Given request: Gather all lines from the material that contain "Ὑπουργοῦ".

-- START Exercise materials --

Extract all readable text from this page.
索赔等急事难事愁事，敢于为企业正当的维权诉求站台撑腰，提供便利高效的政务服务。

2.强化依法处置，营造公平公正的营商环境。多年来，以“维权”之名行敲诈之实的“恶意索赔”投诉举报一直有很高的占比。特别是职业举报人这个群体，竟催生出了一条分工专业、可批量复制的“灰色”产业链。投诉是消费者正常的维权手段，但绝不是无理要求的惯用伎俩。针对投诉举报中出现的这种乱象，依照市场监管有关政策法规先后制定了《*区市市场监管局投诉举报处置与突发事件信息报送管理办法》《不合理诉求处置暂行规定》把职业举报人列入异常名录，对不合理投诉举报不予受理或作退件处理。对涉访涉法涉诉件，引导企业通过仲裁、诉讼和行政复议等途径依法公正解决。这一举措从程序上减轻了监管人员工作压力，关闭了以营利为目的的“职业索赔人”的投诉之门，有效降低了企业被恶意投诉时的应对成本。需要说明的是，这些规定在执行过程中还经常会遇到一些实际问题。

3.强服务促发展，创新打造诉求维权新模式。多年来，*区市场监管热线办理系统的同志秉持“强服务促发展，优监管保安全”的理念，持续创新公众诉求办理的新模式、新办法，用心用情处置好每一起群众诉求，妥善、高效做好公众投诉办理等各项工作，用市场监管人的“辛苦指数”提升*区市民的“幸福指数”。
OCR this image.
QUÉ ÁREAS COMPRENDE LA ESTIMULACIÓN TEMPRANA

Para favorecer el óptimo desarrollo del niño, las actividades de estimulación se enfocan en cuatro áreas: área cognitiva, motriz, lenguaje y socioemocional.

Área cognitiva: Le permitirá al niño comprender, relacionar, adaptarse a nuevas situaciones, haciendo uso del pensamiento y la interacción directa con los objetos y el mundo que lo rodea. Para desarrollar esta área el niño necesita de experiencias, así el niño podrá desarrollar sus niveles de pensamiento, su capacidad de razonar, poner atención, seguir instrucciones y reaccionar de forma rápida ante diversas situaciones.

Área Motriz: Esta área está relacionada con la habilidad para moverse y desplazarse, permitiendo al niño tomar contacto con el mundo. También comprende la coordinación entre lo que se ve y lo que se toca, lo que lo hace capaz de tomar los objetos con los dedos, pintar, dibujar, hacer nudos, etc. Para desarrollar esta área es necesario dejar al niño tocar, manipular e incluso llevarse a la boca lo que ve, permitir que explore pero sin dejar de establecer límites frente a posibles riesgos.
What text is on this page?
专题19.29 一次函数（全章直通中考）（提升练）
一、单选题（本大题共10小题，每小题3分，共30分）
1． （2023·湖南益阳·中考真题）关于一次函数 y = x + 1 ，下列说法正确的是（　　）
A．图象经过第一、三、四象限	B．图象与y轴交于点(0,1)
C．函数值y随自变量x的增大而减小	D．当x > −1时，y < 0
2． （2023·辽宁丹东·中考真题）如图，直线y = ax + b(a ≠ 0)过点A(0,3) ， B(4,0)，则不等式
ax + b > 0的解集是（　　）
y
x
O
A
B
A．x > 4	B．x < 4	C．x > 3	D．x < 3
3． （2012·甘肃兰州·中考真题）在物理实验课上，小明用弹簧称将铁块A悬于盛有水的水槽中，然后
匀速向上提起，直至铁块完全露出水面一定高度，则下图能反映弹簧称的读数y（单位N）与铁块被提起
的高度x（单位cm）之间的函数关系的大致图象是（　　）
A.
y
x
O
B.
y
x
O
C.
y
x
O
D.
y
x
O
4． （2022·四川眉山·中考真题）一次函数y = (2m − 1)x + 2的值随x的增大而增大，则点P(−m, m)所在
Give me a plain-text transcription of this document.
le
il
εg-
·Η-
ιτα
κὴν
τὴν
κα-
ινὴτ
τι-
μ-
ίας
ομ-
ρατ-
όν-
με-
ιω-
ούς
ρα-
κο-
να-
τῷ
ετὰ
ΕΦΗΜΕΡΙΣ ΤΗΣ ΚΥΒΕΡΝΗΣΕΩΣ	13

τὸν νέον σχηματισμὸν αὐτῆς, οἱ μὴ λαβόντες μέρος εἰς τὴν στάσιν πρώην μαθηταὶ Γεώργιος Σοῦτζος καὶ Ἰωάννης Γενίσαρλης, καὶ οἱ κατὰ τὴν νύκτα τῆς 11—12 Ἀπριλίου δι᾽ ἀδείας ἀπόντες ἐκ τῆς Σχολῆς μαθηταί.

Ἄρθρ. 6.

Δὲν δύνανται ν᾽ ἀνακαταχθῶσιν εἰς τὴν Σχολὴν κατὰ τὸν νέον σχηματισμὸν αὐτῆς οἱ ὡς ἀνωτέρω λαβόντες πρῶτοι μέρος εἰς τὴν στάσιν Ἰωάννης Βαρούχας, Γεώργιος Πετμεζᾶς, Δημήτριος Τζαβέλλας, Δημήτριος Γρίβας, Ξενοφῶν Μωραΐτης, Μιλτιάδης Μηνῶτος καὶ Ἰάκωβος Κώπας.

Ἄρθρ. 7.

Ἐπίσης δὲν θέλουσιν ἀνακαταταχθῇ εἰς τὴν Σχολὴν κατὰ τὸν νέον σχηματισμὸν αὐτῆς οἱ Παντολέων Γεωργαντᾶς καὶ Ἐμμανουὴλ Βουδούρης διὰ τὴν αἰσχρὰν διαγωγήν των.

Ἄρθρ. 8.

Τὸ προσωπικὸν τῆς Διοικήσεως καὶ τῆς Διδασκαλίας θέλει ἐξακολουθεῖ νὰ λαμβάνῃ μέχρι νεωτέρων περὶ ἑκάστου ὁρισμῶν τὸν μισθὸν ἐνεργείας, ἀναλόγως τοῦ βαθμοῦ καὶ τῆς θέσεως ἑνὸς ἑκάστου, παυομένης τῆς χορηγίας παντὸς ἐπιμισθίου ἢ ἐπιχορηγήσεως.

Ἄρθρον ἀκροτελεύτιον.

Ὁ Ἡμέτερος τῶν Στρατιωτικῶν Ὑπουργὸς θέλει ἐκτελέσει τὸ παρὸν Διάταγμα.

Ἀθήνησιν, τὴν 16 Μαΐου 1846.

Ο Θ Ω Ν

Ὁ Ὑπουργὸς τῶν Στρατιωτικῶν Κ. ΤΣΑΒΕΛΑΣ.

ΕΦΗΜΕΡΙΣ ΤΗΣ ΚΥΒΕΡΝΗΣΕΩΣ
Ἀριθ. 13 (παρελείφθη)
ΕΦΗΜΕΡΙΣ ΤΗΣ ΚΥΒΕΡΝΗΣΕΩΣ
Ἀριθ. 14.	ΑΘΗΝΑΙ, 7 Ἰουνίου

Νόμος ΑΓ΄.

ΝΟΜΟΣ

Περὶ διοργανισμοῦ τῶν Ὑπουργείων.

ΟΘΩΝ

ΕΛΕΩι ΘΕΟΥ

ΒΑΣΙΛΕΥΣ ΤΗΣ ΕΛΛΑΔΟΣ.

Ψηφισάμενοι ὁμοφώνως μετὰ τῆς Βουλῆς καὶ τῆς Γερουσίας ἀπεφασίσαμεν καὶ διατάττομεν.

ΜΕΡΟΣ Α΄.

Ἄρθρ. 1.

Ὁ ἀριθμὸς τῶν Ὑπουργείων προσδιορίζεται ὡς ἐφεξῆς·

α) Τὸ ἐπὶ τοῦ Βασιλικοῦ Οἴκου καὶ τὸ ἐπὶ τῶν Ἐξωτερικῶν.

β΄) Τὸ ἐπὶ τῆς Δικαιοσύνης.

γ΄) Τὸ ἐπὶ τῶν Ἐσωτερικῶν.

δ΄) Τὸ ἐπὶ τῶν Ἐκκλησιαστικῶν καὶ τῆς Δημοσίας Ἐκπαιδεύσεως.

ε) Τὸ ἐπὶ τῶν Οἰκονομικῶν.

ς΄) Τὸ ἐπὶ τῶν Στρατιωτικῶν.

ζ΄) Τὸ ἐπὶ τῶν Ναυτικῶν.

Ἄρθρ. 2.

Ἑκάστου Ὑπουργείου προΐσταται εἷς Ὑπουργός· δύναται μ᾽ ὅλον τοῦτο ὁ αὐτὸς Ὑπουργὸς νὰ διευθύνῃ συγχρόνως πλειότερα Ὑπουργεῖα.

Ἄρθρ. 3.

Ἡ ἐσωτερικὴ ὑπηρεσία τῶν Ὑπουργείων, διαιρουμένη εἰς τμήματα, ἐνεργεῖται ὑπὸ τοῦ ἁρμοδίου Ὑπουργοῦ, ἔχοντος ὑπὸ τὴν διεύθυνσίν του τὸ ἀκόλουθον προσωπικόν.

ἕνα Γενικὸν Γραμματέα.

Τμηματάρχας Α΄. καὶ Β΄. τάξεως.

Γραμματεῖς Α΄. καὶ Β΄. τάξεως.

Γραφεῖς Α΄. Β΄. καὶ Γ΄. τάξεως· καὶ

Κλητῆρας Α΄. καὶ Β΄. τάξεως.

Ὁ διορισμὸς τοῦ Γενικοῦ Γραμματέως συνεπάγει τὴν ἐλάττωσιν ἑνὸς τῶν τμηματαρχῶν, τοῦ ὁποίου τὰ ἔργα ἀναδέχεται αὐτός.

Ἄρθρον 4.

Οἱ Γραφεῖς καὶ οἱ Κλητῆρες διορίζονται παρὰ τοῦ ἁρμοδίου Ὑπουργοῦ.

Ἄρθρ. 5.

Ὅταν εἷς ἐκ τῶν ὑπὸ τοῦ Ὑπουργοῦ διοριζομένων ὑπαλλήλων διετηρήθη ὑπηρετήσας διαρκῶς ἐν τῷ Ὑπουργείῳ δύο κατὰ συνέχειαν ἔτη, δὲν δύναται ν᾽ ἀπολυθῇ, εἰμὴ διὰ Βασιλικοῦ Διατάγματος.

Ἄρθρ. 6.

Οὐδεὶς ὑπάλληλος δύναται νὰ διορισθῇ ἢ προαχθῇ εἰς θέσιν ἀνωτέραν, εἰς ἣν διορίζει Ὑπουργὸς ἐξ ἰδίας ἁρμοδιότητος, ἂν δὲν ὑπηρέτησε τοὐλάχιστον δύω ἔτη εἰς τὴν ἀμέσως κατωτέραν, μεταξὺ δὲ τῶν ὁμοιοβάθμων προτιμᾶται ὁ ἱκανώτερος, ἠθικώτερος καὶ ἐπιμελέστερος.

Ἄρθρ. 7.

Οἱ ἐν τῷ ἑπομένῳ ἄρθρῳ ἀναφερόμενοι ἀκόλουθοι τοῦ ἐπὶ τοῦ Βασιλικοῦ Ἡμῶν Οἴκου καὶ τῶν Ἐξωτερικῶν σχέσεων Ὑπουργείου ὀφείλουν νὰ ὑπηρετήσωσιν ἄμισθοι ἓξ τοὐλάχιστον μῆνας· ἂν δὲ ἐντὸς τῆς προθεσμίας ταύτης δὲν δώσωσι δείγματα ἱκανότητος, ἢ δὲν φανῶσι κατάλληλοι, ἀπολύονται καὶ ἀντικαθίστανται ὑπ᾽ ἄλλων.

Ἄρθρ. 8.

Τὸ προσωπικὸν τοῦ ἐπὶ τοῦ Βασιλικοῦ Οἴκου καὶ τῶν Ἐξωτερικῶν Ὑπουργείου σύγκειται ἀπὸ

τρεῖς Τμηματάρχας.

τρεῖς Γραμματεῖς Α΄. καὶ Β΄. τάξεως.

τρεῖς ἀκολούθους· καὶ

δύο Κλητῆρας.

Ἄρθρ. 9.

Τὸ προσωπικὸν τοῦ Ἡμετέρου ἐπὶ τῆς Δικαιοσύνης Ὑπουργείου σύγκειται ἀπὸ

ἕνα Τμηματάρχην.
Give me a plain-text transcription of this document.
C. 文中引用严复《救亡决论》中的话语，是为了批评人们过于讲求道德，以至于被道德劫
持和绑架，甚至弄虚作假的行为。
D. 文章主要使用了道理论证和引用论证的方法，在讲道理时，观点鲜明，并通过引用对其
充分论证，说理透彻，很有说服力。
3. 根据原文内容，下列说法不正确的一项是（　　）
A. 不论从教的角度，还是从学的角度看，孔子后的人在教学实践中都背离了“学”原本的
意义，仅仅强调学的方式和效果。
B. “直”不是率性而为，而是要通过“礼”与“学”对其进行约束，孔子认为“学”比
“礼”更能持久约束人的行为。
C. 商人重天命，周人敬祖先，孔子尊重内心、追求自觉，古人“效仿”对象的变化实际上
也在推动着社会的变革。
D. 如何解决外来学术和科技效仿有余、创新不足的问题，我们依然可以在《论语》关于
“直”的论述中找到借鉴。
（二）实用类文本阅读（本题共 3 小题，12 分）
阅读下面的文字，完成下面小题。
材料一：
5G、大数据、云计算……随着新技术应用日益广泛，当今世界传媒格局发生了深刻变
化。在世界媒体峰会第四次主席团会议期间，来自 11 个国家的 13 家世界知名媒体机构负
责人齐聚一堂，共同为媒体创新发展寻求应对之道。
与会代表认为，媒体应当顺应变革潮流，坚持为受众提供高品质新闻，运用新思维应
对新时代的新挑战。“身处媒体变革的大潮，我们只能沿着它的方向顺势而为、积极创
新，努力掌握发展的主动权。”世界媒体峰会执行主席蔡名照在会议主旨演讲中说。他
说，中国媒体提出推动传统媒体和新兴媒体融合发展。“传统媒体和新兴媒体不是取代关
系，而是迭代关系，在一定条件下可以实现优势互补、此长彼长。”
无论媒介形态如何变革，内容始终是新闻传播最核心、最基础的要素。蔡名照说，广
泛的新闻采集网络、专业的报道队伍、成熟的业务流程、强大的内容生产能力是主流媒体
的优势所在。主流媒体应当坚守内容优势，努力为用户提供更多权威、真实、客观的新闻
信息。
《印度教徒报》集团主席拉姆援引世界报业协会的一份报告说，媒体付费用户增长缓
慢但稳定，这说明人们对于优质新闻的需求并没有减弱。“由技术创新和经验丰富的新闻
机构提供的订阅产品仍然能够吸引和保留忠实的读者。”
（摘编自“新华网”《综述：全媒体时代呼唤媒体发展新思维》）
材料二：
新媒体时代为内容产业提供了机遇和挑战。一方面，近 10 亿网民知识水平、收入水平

-- END Exercise materials --

Answer in full:
Ἡ ἐσωτερικὴ ὑπηρεσία τῶν Ὑπουργείων, διαιρουμένη εἰς τμήματα, ἐνεργεῖται ὑπὸ τοῦ ἁρμοδίου Ὑπουργοῦ, ἔχοντος ὑπὸ τὴν διεύθυνσίν του τὸ ἀκόλουθον προσωπικόν.
Οἱ Γραφεῖς καὶ οἱ Κλητῆρες διορίζονται παρὰ τοῦ ἁρμοδίου Ὑπουργοῦ.
Ὅταν εἷς ἐκ τῶν ὑπὸ τοῦ Ὑπουργοῦ διοριζομένων ὑπαλλήλων διετηρήθη ὑπηρετήσας διαρκῶς ἐν τῷ Ὑπουργείῳ δύο κατὰ συνέχειαν ἔτη, δὲν δύναται ν᾽ ἀπολυθῇ, εἰμὴ διὰ Βασιλικοῦ Διατάγματος.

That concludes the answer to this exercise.